● **Your task**
Produce the listing below again, exactly as shown.

● **Listed entries**
+===+
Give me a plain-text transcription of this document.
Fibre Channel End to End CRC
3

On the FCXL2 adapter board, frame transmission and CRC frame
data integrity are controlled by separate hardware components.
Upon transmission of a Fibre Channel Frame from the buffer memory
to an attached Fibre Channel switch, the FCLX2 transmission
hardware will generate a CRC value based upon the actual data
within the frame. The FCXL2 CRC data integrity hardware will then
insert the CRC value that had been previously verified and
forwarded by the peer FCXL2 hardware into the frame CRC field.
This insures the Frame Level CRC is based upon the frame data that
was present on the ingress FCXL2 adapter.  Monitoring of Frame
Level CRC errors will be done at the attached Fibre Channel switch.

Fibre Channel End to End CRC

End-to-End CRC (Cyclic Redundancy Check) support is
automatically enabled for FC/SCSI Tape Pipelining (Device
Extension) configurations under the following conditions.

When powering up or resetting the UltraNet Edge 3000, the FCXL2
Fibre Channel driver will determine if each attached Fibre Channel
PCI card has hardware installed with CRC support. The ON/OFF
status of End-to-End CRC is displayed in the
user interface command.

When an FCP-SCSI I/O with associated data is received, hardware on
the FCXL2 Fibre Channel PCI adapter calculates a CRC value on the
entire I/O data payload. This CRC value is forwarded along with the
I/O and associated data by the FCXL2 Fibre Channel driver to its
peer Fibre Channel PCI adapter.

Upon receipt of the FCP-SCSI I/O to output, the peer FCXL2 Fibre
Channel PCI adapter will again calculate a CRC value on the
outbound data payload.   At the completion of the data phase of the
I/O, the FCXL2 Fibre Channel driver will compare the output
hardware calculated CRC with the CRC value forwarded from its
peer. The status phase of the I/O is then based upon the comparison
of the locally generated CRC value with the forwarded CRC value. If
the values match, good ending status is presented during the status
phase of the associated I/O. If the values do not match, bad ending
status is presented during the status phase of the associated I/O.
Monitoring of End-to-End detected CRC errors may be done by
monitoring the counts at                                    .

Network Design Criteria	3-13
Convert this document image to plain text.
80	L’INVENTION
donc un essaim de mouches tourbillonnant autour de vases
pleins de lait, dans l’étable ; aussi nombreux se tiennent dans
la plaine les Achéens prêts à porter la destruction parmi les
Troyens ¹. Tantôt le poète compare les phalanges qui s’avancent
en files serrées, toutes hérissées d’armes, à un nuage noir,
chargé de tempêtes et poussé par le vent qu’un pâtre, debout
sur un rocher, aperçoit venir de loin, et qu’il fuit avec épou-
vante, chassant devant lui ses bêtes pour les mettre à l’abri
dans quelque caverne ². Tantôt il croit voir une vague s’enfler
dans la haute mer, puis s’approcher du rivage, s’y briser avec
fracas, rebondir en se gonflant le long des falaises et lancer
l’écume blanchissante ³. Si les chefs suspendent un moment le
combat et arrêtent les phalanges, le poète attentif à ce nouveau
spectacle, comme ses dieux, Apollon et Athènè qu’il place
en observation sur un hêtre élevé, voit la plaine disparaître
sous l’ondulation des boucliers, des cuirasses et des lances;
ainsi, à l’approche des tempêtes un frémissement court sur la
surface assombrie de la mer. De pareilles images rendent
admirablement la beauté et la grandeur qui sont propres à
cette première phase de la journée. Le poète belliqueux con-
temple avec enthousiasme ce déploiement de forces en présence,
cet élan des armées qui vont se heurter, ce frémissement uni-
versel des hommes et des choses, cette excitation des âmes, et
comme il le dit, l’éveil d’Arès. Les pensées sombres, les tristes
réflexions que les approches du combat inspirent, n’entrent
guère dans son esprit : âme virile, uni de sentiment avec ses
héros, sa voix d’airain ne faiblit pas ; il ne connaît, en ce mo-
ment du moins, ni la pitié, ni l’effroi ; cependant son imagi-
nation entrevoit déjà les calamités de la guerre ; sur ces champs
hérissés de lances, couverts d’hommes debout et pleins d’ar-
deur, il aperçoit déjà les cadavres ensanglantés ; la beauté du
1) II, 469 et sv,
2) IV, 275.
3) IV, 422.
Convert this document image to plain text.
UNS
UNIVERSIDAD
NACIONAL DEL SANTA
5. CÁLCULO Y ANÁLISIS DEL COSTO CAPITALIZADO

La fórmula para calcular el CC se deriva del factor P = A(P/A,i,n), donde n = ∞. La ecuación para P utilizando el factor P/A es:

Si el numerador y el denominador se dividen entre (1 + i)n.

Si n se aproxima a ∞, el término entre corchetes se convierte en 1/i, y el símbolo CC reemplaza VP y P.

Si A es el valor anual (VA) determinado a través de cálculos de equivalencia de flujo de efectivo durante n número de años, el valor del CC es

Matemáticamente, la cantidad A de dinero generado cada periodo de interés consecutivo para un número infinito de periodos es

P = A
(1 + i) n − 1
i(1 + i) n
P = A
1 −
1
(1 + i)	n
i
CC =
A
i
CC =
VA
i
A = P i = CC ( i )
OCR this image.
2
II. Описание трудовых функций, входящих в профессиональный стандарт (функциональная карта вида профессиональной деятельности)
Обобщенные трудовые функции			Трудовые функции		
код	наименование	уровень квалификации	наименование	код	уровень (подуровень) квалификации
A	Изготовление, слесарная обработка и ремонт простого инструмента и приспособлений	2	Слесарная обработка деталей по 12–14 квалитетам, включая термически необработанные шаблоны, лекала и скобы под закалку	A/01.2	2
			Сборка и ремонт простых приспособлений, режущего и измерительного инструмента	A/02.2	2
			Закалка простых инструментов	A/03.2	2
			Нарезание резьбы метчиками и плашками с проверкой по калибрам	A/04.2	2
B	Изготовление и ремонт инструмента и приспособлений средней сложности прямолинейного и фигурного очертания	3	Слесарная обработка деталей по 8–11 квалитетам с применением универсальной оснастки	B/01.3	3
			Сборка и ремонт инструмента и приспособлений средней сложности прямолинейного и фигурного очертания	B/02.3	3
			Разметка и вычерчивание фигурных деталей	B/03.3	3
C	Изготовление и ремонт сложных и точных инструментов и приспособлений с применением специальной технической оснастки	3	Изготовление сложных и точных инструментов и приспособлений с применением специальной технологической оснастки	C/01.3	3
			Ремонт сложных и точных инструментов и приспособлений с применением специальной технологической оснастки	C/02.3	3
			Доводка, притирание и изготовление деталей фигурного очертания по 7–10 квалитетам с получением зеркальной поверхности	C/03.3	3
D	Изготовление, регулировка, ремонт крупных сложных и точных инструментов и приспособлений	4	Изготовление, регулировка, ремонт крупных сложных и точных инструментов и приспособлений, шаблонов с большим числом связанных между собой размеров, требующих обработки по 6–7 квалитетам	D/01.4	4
+===+
● **Response**
Give me a plain-text transcription of this document.
Fibre Channel End to End CRC
3

On the FCXL2 adapter board, frame transmission and CRC frame
data integrity are controlled by separate hardware components.
Upon transmission of a Fibre Channel Frame from the buffer memory
to an attached Fibre Channel switch, the FCLX2 transmission
hardware will generate a CRC value based upon the actual data
within the frame. The FCXL2 CRC data integrity hardware will then
insert the CRC value that had been previously verified and
forwarded by the peer FCXL2 hardware into the frame CRC field.
This insures the Frame Level CRC is based upon the frame data that
was present on the ingress FCXL2 adapter.  Monitoring of Frame
Level CRC errors will be done at the attached Fibre Channel switch.

Fibre Channel End to End CRC

End-to-End CRC (Cyclic Redundancy Check) support is
automatically enabled for FC/SCSI Tape Pipelining (Device
Extension) configurations under the following conditions.

When powering up or resetting the UltraNet Edge 3000, the FCXL2
Fibre Channel driver will determine if each attached Fibre Channel
PCI card has hardware installed with CRC support. The ON/OFF
status of End-to-End CRC is displayed in the
user interface command.

When an FCP-SCSI I/O with associated data is received, hardware on
the FCXL2 Fibre Channel PCI adapter calculates a CRC value on the
entire I/O data payload. This CRC value is forwarded along with the
I/O and associated data by the FCXL2 Fibre Channel driver to its
peer Fibre Channel PCI adapter.

Upon receipt of the FCP-SCSI I/O to output, the peer FCXL2 Fibre
Channel PCI adapter will again calculate a CRC value on the
outbound data payload.   At the completion of the data phase of the
I/O, the FCXL2 Fibre Channel driver will compare the output
hardware calculated CRC with the CRC value forwarded from its
peer. The status phase of the I/O is then based upon the comparison
of the locally generated CRC value with the forwarded CRC value. If
the values match, good ending status is presented during the status
phase of the associated I/O. If the values do not match, bad ending
status is presented during the status phase of the associated I/O.
Monitoring of End-to-End detected CRC errors may be done by
monitoring the counts at                                    .

Network Design Criteria	3-13
Convert this document image to plain text.
80	L’INVENTION
donc un essaim de mouches tourbillonnant autour de vases
pleins de lait, dans l’étable ; aussi nombreux se tiennent dans
la plaine les Achéens prêts à porter la destruction parmi les
Troyens ¹. Tantôt le poète compare les phalanges qui s’avancent
en files serrées, toutes hérissées d’armes, à un nuage noir,
chargé de tempêtes et poussé par le vent qu’un pâtre, debout
sur un rocher, aperçoit venir de loin, et qu’il fuit avec épou-
vante, chassant devant lui ses bêtes pour les mettre à l’abri
dans quelque caverne ². Tantôt il croit voir une vague s’enfler
dans la haute mer, puis s’approcher du rivage, s’y briser avec
fracas, rebondir en se gonflant le long des falaises et lancer
l’écume blanchissante ³. Si les chefs suspendent un moment le
combat et arrêtent les phalanges, le poète attentif à ce nouveau
spectacle, comme ses dieux, Apollon et Athènè qu’il place
en observation sur un hêtre élevé, voit la plaine disparaître
sous l’ondulation des boucliers, des cuirasses et des lances;
ainsi, à l’approche des tempêtes un frémissement court sur la
surface assombrie de la mer. De pareilles images rendent
admirablement la beauté et la grandeur qui sont propres à
cette première phase de la journée. Le poète belliqueux con-
temple avec enthousiasme ce déploiement de forces en présence,
cet élan des armées qui vont se heurter, ce frémissement uni-
versel des hommes et des choses, cette excitation des âmes, et
comme il le dit, l’éveil d’Arès. Les pensées sombres, les tristes
réflexions que les approches du combat inspirent, n’entrent
guère dans son esprit : âme virile, uni de sentiment avec ses
héros, sa voix d’airain ne faiblit pas ; il ne connaît, en ce mo-
ment du moins, ni la pitié, ni l’effroi ; cependant son imagi-
nation entrevoit déjà les calamités de la guerre ; sur ces champs
hérissés de lances, couverts d’hommes debout et pleins d’ar-
deur, il aperçoit déjà les cadavres ensanglantés ; la beauté du
1) II, 469 et sv,
2) IV, 275.
3) IV, 422.
Convert this document image to plain text.
UNS
UNIVERSIDAD
NACIONAL DEL SANTA
5. CÁLCULO Y ANÁLISIS DEL COSTO CAPITALIZADO

La fórmula para calcular el CC se deriva del factor P = A(P/A,i,n), donde n = ∞. La ecuación para P utilizando el factor P/A es:

Si el numerador y el denominador se dividen entre (1 + i)n.

Si n se aproxima a ∞, el término entre corchetes se convierte en 1/i, y el símbolo CC reemplaza VP y P.

Si A es el valor anual (VA) determinado a través de cálculos de equivalencia de flujo de efectivo durante n número de años, el valor del CC es

Matemáticamente, la cantidad A de dinero generado cada periodo de interés consecutivo para un número infinito de periodos es

P = A
(1 + i) n − 1
i(1 + i) n
P = A
1 −
1
(1 + i)	n
i
CC =
A
i
CC =
VA
i
A = P i = CC ( i )
OCR this image.
2
II. Описание трудовых функций, входящих в профессиональный стандарт (функциональная карта вида профессиональной деятельности)
Обобщенные трудовые функции			Трудовые функции		
код	наименование	уровень квалификации	наименование	код	уровень (подуровень) квалификации
A	Изготовление, слесарная обработка и ремонт простого инструмента и приспособлений	2	Слесарная обработка деталей по 12–14 квалитетам, включая термически необработанные шаблоны, лекала и скобы под закалку	A/01.2	2
			Сборка и ремонт простых приспособлений, режущего и измерительного инструмента	A/02.2	2
			Закалка простых инструментов	A/03.2	2
			Нарезание резьбы метчиками и плашками с проверкой по калибрам	A/04.2	2
B	Изготовление и ремонт инструмента и приспособлений средней сложности прямолинейного и фигурного очертания	3	Слесарная обработка деталей по 8–11 квалитетам с применением универсальной оснастки	B/01.3	3
			Сборка и ремонт инструмента и приспособлений средней сложности прямолинейного и фигурного очертания	B/02.3	3
			Разметка и вычерчивание фигурных деталей	B/03.3	3
C	Изготовление и ремонт сложных и точных инструментов и приспособлений с применением специальной технической оснастки	3	Изготовление сложных и точных инструментов и приспособлений с применением специальной технологической оснастки	C/01.3	3
			Ремонт сложных и точных инструментов и приспособлений с применением специальной технологической оснастки	C/02.3	3
			Доводка, притирание и изготовление деталей фигурного очертания по 7–10 квалитетам с получением зеркальной поверхности	C/03.3	3
D	Изготовление, регулировка, ремонт крупных сложных и точных инструментов и приспособлений	4	Изготовление, регулировка, ремонт крупных сложных и точных инструментов и приспособлений, шаблонов с большим числом связанных между собой размеров, требующих обработки по 6–7 квалитетам	D/01.4	4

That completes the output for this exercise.